● Problem to solve
Copy out the material below in full, but not its images.

● Data supplied
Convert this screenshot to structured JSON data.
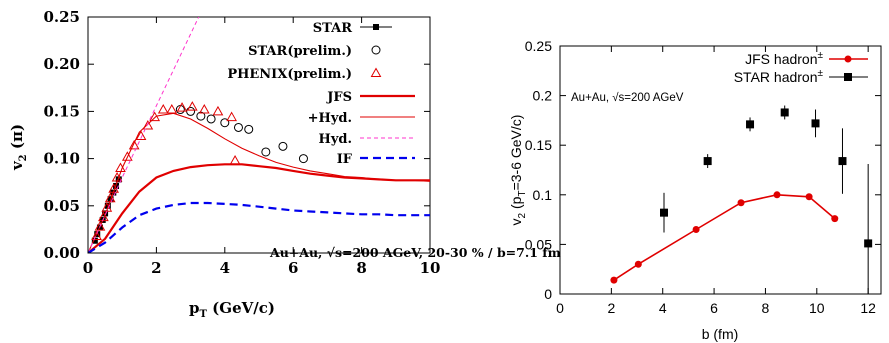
{
  "chart_data": [
    {
      "type": "scatter",
      "xlabel_main": "p",
      "xlabel_sub": "T",
      "xlabel_rest": " (GeV/c)",
      "ylabel_main": "v",
      "ylabel_sub": "2",
      "ylabel_rest": " (π)",
      "xlim": [
        0,
        10
      ],
      "ylim": [
        0,
        0.25
      ],
      "xticks": [
        0,
        2,
        4,
        6,
        8,
        10
      ],
      "yticks": [
        "0.00",
        "0.05",
        "0.10",
        "0.15",
        "0.20",
        "0.25"
      ],
      "annotation": "Au+Au, √s=200 AGeV, 20-30 % / b=7.1 fm",
      "legend_position": "top-right",
      "legend": [
        "STAR",
        "STAR(prelim.)",
        "PHENIX(prelim.)",
        "JFS",
        "+Hyd.",
        "Hyd.",
        "IF"
      ],
      "series": [
        {
          "name": "STAR",
          "marker": "filled-square",
          "color": "#000000",
          "x": [
            0.2,
            0.27,
            0.35,
            0.43,
            0.5,
            0.58,
            0.66,
            0.74,
            0.82,
            0.9
          ],
          "y": [
            0.013,
            0.02,
            0.027,
            0.035,
            0.042,
            0.05,
            0.057,
            0.064,
            0.071,
            0.078
          ]
        },
        {
          "name": "STAR(prelim.)",
          "marker": "open-circle",
          "color": "#000000",
          "x": [
            2.7,
            3.0,
            3.3,
            3.6,
            4.0,
            4.4,
            4.7,
            5.2,
            5.7,
            6.3
          ],
          "y": [
            0.152,
            0.15,
            0.145,
            0.142,
            0.138,
            0.133,
            0.131,
            0.107,
            0.113,
            0.1
          ]
        },
        {
          "name": "PHENIX(prelim.)",
          "marker": "open-triangle",
          "color": "#e00000",
          "x": [
            0.25,
            0.35,
            0.45,
            0.55,
            0.65,
            0.75,
            0.85,
            0.95,
            1.15,
            1.35,
            1.55,
            1.75,
            1.95,
            2.2,
            2.45,
            2.75,
            3.05,
            3.4,
            3.8,
            4.2,
            4.3
          ],
          "y": [
            0.018,
            0.028,
            0.038,
            0.048,
            0.058,
            0.068,
            0.08,
            0.09,
            0.102,
            0.114,
            0.124,
            0.135,
            0.144,
            0.152,
            0.152,
            0.154,
            0.155,
            0.152,
            0.15,
            0.144,
            0.098
          ]
        },
        {
          "name": "JFS",
          "line": "solid-thick",
          "color": "#e00000",
          "x": [
            0,
            0.5,
            1,
            1.5,
            2,
            2.5,
            3,
            3.5,
            4,
            4.5,
            5,
            5.5,
            6,
            6.5,
            7,
            7.5,
            8,
            8.5,
            9,
            9.5,
            10
          ],
          "y": [
            0,
            0.015,
            0.042,
            0.065,
            0.08,
            0.087,
            0.091,
            0.093,
            0.094,
            0.094,
            0.092,
            0.09,
            0.087,
            0.084,
            0.082,
            0.08,
            0.079,
            0.078,
            0.077,
            0.077,
            0.077
          ]
        },
        {
          "name": "+Hyd.",
          "line": "solid-thin",
          "color": "#e00000",
          "x": [
            0,
            0.5,
            1,
            1.5,
            2,
            2.5,
            3,
            3.5,
            4,
            4.5,
            5,
            5.5,
            6,
            6.5,
            7,
            7.5,
            8,
            8.5,
            9,
            9.5,
            10
          ],
          "y": [
            0,
            0.04,
            0.09,
            0.128,
            0.145,
            0.148,
            0.142,
            0.132,
            0.121,
            0.111,
            0.103,
            0.096,
            0.091,
            0.087,
            0.084,
            0.081,
            0.08,
            0.078,
            0.077,
            0.077,
            0.076
          ]
        },
        {
          "name": "Hyd.",
          "line": "dashed-thin",
          "color": "#ff33cc",
          "x": [
            0,
            0.5,
            1,
            1.5,
            2,
            2.5,
            3,
            3.5
          ],
          "y": [
            0,
            0.04,
            0.08,
            0.118,
            0.156,
            0.194,
            0.232,
            0.27
          ]
        },
        {
          "name": "IF",
          "line": "dashed-thick",
          "color": "#0000ee",
          "x": [
            0,
            0.5,
            1,
            1.5,
            2,
            2.5,
            3,
            3.5,
            4,
            4.5,
            5,
            5.5,
            6,
            6.5,
            7,
            7.5,
            8,
            8.5,
            9,
            9.5,
            10
          ],
          "y": [
            0,
            0.011,
            0.027,
            0.04,
            0.047,
            0.051,
            0.053,
            0.053,
            0.052,
            0.051,
            0.049,
            0.047,
            0.045,
            0.044,
            0.043,
            0.042,
            0.041,
            0.041,
            0.04,
            0.04,
            0.04
          ]
        }
      ]
    },
    {
      "type": "line",
      "xlabel": "b (fm)",
      "ylabel_main": "v",
      "ylabel_sub1": "2",
      "ylabel_mid": " (p",
      "ylabel_sub2": "T",
      "ylabel_rest": "=3-6 GeV/c)",
      "xlim": [
        0,
        12.5
      ],
      "ylim": [
        0,
        0.25
      ],
      "xticks": [
        "0",
        "2",
        "4",
        "6",
        "8",
        "10",
        "12"
      ],
      "yticks": [
        "0",
        "0.05",
        "0.1",
        "0.15",
        "0.2",
        "0.25"
      ],
      "annotation": "Au+Au, √s=200 AGeV",
      "legend_position": "top-right",
      "series": [
        {
          "name": "JFS hadron",
          "superscript": "±",
          "marker": "filled-circle",
          "color": "#e00000",
          "x": [
            2.1,
            3.05,
            5.3,
            7.05,
            8.45,
            9.7,
            10.7
          ],
          "y": [
            0.014,
            0.03,
            0.065,
            0.092,
            0.1,
            0.098,
            0.076
          ]
        },
        {
          "name": "STAR hadron",
          "superscript": "±",
          "marker": "filled-square",
          "color": "#000000",
          "x": [
            4.05,
            5.75,
            7.4,
            8.75,
            9.95,
            11.0,
            12.0
          ],
          "y": [
            0.082,
            0.134,
            0.171,
            0.183,
            0.172,
            0.134,
            0.051
          ],
          "yerr": [
            0.02,
            0.007,
            0.007,
            0.007,
            0.014,
            0.033,
            0.08
          ]
        }
      ]
    }
  ]
}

● Response
Convert this screenshot to structured JSON data.
{
  "chart_data": [
    {
      "type": "scatter",
      "xlabel_main": "p",
      "xlabel_sub": "T",
      "xlabel_rest": " (GeV/c)",
      "ylabel_main": "v",
      "ylabel_sub": "2",
      "ylabel_rest": " (π)",
      "xlim": [
        0,
        10
      ],
      "ylim": [
        0,
        0.25
      ],
      "xticks": [
        0,
        2,
        4,
        6,
        8,
        10
      ],
      "yticks": [
        "0.00",
        "0.05",
        "0.10",
        "0.15",
        "0.20",
        "0.25"
      ],
      "annotation": "Au+Au, √s=200 AGeV, 20-30 % / b=7.1 fm",
      "legend_position": "top-right",
      "legend": [
        "STAR",
        "STAR(prelim.)",
        "PHENIX(prelim.)",
        "JFS",
        "+Hyd.",
        "Hyd.",
        "IF"
      ],
      "series": [
        {
          "name": "STAR",
          "marker": "filled-square",
          "color": "#000000",
          "x": [
            0.2,
            0.27,
            0.35,
            0.43,
            0.5,
            0.58,
            0.66,
            0.74,
            0.82,
            0.9
          ],
          "y": [
            0.013,
            0.02,
            0.027,
            0.035,
            0.042,
            0.05,
            0.057,
            0.064,
            0.071,
            0.078
          ]
        },
        {
          "name": "STAR(prelim.)",
          "marker": "open-circle",
          "color": "#000000",
          "x": [
            2.7,
            3.0,
            3.3,
            3.6,
            4.0,
            4.4,
            4.7,
            5.2,
            5.7,
            6.3
          ],
          "y": [
            0.152,
            0.15,
            0.145,
            0.142,
            0.138,
            0.133,
            0.131,
            0.107,
            0.113,
            0.1
          ]
        },
        {
          "name": "PHENIX(prelim.)",
          "marker": "open-triangle",
          "color": "#e00000",
          "x": [
            0.25,
            0.35,
            0.45,
            0.55,
            0.65,
            0.75,
            0.85,
            0.95,
            1.15,
            1.35,
            1.55,
            1.75,
            1.95,
            2.2,
            2.45,
            2.75,
            3.05,
            3.4,
            3.8,
            4.2,
            4.3
          ],
          "y": [
            0.018,
            0.028,
            0.038,
            0.048,
            0.058,
            0.068,
            0.08,
            0.09,
            0.102,
            0.114,
            0.124,
            0.135,
            0.144,
            0.152,
            0.152,
            0.154,
            0.155,
            0.152,
            0.15,
            0.144,
            0.098
          ]
        },
        {
          "name": "JFS",
          "line": "solid-thick",
          "color": "#e00000",
          "x": [
            0,
            0.5,
            1,
            1.5,
            2,
            2.5,
            3,
            3.5,
            4,
            4.5,
            5,
            5.5,
            6,
            6.5,
            7,
            7.5,
            8,
            8.5,
            9,
            9.5,
            10
          ],
          "y": [
            0,
            0.015,
            0.042,
            0.065,
            0.08,
            0.087,
            0.091,
            0.093,
            0.094,
            0.094,
            0.092,
            0.09,
            0.087,
            0.084,
            0.082,
            0.08,
            0.079,
            0.078,
            0.077,
            0.077,
            0.077
          ]
        },
        {
          "name": "+Hyd.",
          "line": "solid-thin",
          "color": "#e00000",
          "x": [
            0,
            0.5,
            1,
            1.5,
            2,
            2.5,
            3,
            3.5,
            4,
            4.5,
            5,
            5.5,
            6,
            6.5,
            7,
            7.5,
            8,
            8.5,
            9,
            9.5,
            10
          ],
          "y": [
            0,
            0.04,
            0.09,
            0.128,
            0.145,
            0.148,
            0.142,
            0.132,
            0.121,
            0.111,
            0.103,
            0.096,
            0.091,
            0.087,
            0.084,
            0.081,
            0.08,
            0.078,
            0.077,
            0.077,
            0.076
          ]
        },
        {
          "name": "Hyd.",
          "line": "dashed-thin",
          "color": "#ff33cc",
          "x": [
            0,
            0.5,
            1,
            1.5,
            2,
            2.5,
            3,
            3.5
          ],
          "y": [
            0,
            0.04,
            0.08,
            0.118,
            0.156,
            0.194,
            0.232,
            0.27
          ]
        },
        {
          "name": "IF",
          "line": "dashed-thick",
          "color": "#0000ee",
          "x": [
            0,
            0.5,
            1,
            1.5,
            2,
            2.5,
            3,
            3.5,
            4,
            4.5,
            5,
            5.5,
            6,
            6.5,
            7,
            7.5,
            8,
            8.5,
            9,
            9.5,
            10
          ],
          "y": [
            0,
            0.011,
            0.027,
            0.04,
            0.047,
            0.051,
            0.053,
            0.053,
            0.052,
            0.051,
            0.049,
            0.047,
            0.045,
            0.044,
            0.043,
            0.042,
            0.041,
            0.041,
            0.04,
            0.04,
            0.04
          ]
        }
      ]
    },
    {
      "type": "line",
      "xlabel": "b (fm)",
      "ylabel_main": "v",
      "ylabel_sub1": "2",
      "ylabel_mid": " (p",
      "ylabel_sub2": "T",
      "ylabel_rest": "=3-6 GeV/c)",
      "xlim": [
        0,
        12.5
      ],
      "ylim": [
        0,
        0.25
      ],
      "xticks": [
        "0",
        "2",
        "4",
        "6",
        "8",
        "10",
        "12"
      ],
      "yticks": [
        "0",
        "0.05",
        "0.1",
        "0.15",
        "0.2",
        "0.25"
      ],
      "annotation": "Au+Au, √s=200 AGeV",
      "legend_position": "top-right",
      "series": [
        {
          "name": "JFS hadron",
          "superscript": "±",
          "marker": "filled-circle",
          "color": "#e00000",
          "x": [
            2.1,
            3.05,
            5.3,
            7.05,
            8.45,
            9.7,
            10.7
          ],
          "y": [
            0.014,
            0.03,
            0.065,
            0.092,
            0.1,
            0.098,
            0.076
          ]
        },
        {
          "name": "STAR hadron",
          "superscript": "±",
          "marker": "filled-square",
          "color": "#000000",
          "x": [
            4.05,
            5.75,
            7.4,
            8.75,
            9.95,
            11.0,
            12.0
          ],
          "y": [
            0.082,
            0.134,
            0.171,
            0.183,
            0.172,
            0.134,
            0.051
          ],
          "yerr": [
            0.02,
            0.007,
            0.007,
            0.007,
            0.014,
            0.033,
            0.08
          ]
        }
      ]
    }
  ]
}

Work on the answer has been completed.